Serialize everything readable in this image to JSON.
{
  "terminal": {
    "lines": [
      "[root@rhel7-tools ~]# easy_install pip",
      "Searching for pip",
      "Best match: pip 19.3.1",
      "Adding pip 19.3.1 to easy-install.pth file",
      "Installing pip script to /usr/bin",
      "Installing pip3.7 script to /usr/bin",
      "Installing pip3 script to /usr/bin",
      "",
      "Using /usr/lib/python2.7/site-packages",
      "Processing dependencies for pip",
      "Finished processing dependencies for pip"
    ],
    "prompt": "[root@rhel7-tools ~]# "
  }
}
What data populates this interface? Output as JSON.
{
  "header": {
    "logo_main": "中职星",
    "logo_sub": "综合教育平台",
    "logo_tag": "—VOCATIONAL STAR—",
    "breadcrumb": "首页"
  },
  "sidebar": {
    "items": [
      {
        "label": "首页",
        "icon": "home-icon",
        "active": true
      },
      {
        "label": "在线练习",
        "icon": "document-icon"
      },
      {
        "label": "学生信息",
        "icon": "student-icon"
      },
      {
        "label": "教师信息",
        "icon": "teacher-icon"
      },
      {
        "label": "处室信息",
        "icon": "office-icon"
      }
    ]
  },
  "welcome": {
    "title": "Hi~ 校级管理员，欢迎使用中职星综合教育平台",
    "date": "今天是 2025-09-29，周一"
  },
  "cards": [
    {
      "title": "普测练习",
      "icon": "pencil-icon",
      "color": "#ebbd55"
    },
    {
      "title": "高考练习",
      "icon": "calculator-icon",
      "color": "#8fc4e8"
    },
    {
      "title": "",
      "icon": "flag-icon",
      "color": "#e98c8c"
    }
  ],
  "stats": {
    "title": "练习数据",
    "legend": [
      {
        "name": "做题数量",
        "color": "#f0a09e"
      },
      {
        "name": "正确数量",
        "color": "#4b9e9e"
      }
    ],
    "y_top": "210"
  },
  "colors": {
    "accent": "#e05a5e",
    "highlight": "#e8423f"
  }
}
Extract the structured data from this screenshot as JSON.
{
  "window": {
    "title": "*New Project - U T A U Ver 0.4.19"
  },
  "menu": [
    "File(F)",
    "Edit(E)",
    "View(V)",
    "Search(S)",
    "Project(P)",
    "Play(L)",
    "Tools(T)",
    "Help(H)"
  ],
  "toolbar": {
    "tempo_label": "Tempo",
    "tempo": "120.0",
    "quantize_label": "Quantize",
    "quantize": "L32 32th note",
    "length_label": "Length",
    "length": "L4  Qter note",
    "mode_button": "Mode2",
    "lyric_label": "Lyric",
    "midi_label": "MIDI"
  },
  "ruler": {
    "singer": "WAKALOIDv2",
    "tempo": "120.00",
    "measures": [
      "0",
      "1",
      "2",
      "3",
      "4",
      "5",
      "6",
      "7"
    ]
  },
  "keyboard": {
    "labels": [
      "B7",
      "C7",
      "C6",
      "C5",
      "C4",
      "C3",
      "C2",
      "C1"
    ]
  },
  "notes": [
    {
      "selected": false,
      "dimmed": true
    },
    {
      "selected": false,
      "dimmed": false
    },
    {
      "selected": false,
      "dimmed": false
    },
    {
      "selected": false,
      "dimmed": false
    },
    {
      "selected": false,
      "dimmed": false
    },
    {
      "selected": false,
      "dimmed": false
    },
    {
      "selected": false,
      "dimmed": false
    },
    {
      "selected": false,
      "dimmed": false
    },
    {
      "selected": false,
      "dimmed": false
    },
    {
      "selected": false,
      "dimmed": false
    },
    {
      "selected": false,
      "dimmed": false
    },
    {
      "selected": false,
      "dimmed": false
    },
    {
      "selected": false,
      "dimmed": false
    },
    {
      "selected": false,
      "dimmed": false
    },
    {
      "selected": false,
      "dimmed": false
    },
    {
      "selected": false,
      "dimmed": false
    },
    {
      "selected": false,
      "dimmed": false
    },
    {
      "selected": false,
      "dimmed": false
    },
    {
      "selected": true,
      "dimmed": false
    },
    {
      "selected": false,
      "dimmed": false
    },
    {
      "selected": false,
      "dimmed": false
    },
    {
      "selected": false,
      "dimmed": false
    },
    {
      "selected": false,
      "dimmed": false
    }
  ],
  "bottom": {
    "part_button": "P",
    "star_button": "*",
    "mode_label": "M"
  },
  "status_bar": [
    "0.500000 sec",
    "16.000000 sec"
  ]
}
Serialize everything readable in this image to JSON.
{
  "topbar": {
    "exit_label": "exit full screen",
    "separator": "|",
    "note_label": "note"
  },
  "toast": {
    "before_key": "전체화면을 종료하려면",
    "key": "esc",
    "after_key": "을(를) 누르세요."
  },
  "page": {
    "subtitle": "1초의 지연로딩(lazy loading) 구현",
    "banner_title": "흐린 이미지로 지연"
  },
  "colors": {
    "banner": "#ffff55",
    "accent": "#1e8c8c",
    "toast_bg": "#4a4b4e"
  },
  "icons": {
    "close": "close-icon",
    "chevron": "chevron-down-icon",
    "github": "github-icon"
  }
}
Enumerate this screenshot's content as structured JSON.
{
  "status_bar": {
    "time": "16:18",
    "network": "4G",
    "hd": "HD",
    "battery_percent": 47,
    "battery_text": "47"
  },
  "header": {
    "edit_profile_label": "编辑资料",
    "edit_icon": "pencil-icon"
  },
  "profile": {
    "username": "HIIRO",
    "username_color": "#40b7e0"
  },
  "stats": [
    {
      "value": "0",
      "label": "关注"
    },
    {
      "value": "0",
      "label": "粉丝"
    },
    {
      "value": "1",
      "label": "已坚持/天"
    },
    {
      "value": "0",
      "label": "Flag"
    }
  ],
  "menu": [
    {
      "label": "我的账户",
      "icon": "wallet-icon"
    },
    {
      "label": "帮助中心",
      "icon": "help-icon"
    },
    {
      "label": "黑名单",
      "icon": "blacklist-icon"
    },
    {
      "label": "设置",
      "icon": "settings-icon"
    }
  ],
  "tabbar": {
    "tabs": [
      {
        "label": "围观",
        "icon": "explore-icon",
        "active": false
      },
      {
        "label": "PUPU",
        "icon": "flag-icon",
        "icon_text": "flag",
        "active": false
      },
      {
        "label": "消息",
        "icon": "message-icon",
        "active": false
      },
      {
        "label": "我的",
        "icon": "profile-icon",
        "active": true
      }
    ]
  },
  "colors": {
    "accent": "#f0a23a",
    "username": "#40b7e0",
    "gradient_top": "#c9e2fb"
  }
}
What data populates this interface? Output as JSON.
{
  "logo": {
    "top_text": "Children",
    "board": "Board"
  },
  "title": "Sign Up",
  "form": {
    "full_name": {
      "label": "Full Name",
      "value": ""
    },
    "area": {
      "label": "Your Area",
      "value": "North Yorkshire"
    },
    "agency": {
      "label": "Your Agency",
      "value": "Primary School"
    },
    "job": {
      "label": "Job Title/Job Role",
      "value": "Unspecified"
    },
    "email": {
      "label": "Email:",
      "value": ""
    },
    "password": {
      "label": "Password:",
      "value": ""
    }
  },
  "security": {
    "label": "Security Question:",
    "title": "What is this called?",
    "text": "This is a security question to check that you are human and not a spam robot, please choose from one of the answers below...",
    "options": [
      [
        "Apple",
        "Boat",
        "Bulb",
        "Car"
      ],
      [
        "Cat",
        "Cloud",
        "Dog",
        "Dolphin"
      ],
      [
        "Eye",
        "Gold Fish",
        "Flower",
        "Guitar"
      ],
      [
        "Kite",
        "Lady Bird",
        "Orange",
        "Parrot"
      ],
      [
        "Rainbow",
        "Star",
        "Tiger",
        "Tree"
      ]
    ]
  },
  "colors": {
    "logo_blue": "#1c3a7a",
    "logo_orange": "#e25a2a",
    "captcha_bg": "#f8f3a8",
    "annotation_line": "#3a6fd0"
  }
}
+ + + + +
• Problem details:
Set down the listing in full, keeping every word exactly as it is.

• Exercise solution:
Serialize everything readable in this image to JSON.
{
  "terminal": {
    "lines": [
      "[root@rhel7-tools ~]# easy_install pip",
      "Searching for pip",
      "Best match: pip 19.3.1",
      "Adding pip 19.3.1 to easy-install.pth file",
      "Installing pip script to /usr/bin",
      "Installing pip3.7 script to /usr/bin",
      "Installing pip3 script to /usr/bin",
      "",
      "Using /usr/lib/python2.7/site-packages",
      "Processing dependencies for pip",
      "Finished processing dependencies for pip"
    ],
    "prompt": "[root@rhel7-tools ~]# "
  }
}
What data populates this interface? Output as JSON.
{
  "header": {
    "logo_main": "中职星",
    "logo_sub": "综合教育平台",
    "logo_tag": "—VOCATIONAL STAR—",
    "breadcrumb": "首页"
  },
  "sidebar": {
    "items": [
      {
        "label": "首页",
        "icon": "home-icon",
        "active": true
      },
      {
        "label": "在线练习",
        "icon": "document-icon"
      },
      {
        "label": "学生信息",
        "icon": "student-icon"
      },
      {
        "label": "教师信息",
        "icon": "teacher-icon"
      },
      {
        "label": "处室信息",
        "icon": "office-icon"
      }
    ]
  },
  "welcome": {
    "title": "Hi~ 校级管理员，欢迎使用中职星综合教育平台",
    "date": "今天是 2025-09-29，周一"
  },
  "cards": [
    {
      "title": "普测练习",
      "icon": "pencil-icon",
      "color": "#ebbd55"
    },
    {
      "title": "高考练习",
      "icon": "calculator-icon",
      "color": "#8fc4e8"
    },
    {
      "title": "",
      "icon": "flag-icon",
      "color": "#e98c8c"
    }
  ],
  "stats": {
    "title": "练习数据",
    "legend": [
      {
        "name": "做题数量",
        "color": "#f0a09e"
      },
      {
        "name": "正确数量",
        "color": "#4b9e9e"
      }
    ],
    "y_top": "210"
  },
  "colors": {
    "accent": "#e05a5e",
    "highlight": "#e8423f"
  }
}
Extract the structured data from this screenshot as JSON.
{
  "window": {
    "title": "*New Project - U T A U Ver 0.4.19"
  },
  "menu": [
    "File(F)",
    "Edit(E)",
    "View(V)",
    "Search(S)",
    "Project(P)",
    "Play(L)",
    "Tools(T)",
    "Help(H)"
  ],
  "toolbar": {
    "tempo_label": "Tempo",
    "tempo": "120.0",
    "quantize_label": "Quantize",
    "quantize": "L32 32th note",
    "length_label": "Length",
    "length": "L4  Qter note",
    "mode_button": "Mode2",
    "lyric_label": "Lyric",
    "midi_label": "MIDI"
  },
  "ruler": {
    "singer": "WAKALOIDv2",
    "tempo": "120.00",
    "measures": [
      "0",
      "1",
      "2",
      "3",
      "4",
      "5",
      "6",
      "7"
    ]
  },
  "keyboard": {
    "labels": [
      "B7",
      "C7",
      "C6",
      "C5",
      "C4",
      "C3",
      "C2",
      "C1"
    ]
  },
  "notes": [
    {
      "selected": false,
      "dimmed": true
    },
    {
      "selected": false,
      "dimmed": false
    },
    {
      "selected": false,
      "dimmed": false
    },
    {
      "selected": false,
      "dimmed": false
    },
    {
      "selected": false,
      "dimmed": false
    },
    {
      "selected": false,
      "dimmed": false
    },
    {
      "selected": false,
      "dimmed": false
    },
    {
      "selected": false,
      "dimmed": false
    },
    {
      "selected": false,
      "dimmed": false
    },
    {
      "selected": false,
      "dimmed": false
    },
    {
      "selected": false,
      "dimmed": false
    },
    {
      "selected": false,
      "dimmed": false
    },
    {
      "selected": false,
      "dimmed": false
    },
    {
      "selected": false,
      "dimmed": false
    },
    {
      "selected": false,
      "dimmed": false
    },
    {
      "selected": false,
      "dimmed": false
    },
    {
      "selected": false,
      "dimmed": false
    },
    {
      "selected": false,
      "dimmed": false
    },
    {
      "selected": true,
      "dimmed": false
    },
    {
      "selected": false,
      "dimmed": false
    },
    {
      "selected": false,
      "dimmed": false
    },
    {
      "selected": false,
      "dimmed": false
    },
    {
      "selected": false,
      "dimmed": false
    }
  ],
  "bottom": {
    "part_button": "P",
    "star_button": "*",
    "mode_label": "M"
  },
  "status_bar": [
    "0.500000 sec",
    "16.000000 sec"
  ]
}
Serialize everything readable in this image to JSON.
{
  "topbar": {
    "exit_label": "exit full screen",
    "separator": "|",
    "note_label": "note"
  },
  "toast": {
    "before_key": "전체화면을 종료하려면",
    "key": "esc",
    "after_key": "을(를) 누르세요."
  },
  "page": {
    "subtitle": "1초의 지연로딩(lazy loading) 구현",
    "banner_title": "흐린 이미지로 지연"
  },
  "colors": {
    "banner": "#ffff55",
    "accent": "#1e8c8c",
    "toast_bg": "#4a4b4e"
  },
  "icons": {
    "close": "close-icon",
    "chevron": "chevron-down-icon",
    "github": "github-icon"
  }
}
Enumerate this screenshot's content as structured JSON.
{
  "status_bar": {
    "time": "16:18",
    "network": "4G",
    "hd": "HD",
    "battery_percent": 47,
    "battery_text": "47"
  },
  "header": {
    "edit_profile_label": "编辑资料",
    "edit_icon": "pencil-icon"
  },
  "profile": {
    "username": "HIIRO",
    "username_color": "#40b7e0"
  },
  "stats": [
    {
      "value": "0",
      "label": "关注"
    },
    {
      "value": "0",
      "label": "粉丝"
    },
    {
      "value": "1",
      "label": "已坚持/天"
    },
    {
      "value": "0",
      "label": "Flag"
    }
  ],
  "menu": [
    {
      "label": "我的账户",
      "icon": "wallet-icon"
    },
    {
      "label": "帮助中心",
      "icon": "help-icon"
    },
    {
      "label": "黑名单",
      "icon": "blacklist-icon"
    },
    {
      "label": "设置",
      "icon": "settings-icon"
    }
  ],
  "tabbar": {
    "tabs": [
      {
        "label": "围观",
        "icon": "explore-icon",
        "active": false
      },
      {
        "label": "PUPU",
        "icon": "flag-icon",
        "icon_text": "flag",
        "active": false
      },
      {
        "label": "消息",
        "icon": "message-icon",
        "active": false
      },
      {
        "label": "我的",
        "icon": "profile-icon",
        "active": true
      }
    ]
  },
  "colors": {
    "accent": "#f0a23a",
    "username": "#40b7e0",
    "gradient_top": "#c9e2fb"
  }
}
What data populates this interface? Output as JSON.
{
  "logo": {
    "top_text": "Children",
    "board": "Board"
  },
  "title": "Sign Up",
  "form": {
    "full_name": {
      "label": "Full Name",
      "value": ""
    },
    "area": {
      "label": "Your Area",
      "value": "North Yorkshire"
    },
    "agency": {
      "label": "Your Agency",
      "value": "Primary School"
    },
    "job": {
      "label": "Job Title/Job Role",
      "value": "Unspecified"
    },
    "email": {
      "label": "Email:",
      "value": ""
    },
    "password": {
      "label": "Password:",
      "value": ""
    }
  },
  "security": {
    "label": "Security Question:",
    "title": "What is this called?",
    "text": "This is a security question to check that you are human and not a spam robot, please choose from one of the answers below...",
    "options": [
      [
        "Apple",
        "Boat",
        "Bulb",
        "Car"
      ],
      [
        "Cat",
        "Cloud",
        "Dog",
        "Dolphin"
      ],
      [
        "Eye",
        "Gold Fish",
        "Flower",
        "Guitar"
      ],
      [
        "Kite",
        "Lady Bird",
        "Orange",
        "Parrot"
      ],
      [
        "Rainbow",
        "Star",
        "Tiger",
        "Tree"
      ]
    ]
  },
  "colors": {
    "logo_blue": "#1c3a7a",
    "logo_orange": "#e25a2a",
    "captcha_bg": "#f8f3a8",
    "annotation_line": "#3a6fd0"
  }
}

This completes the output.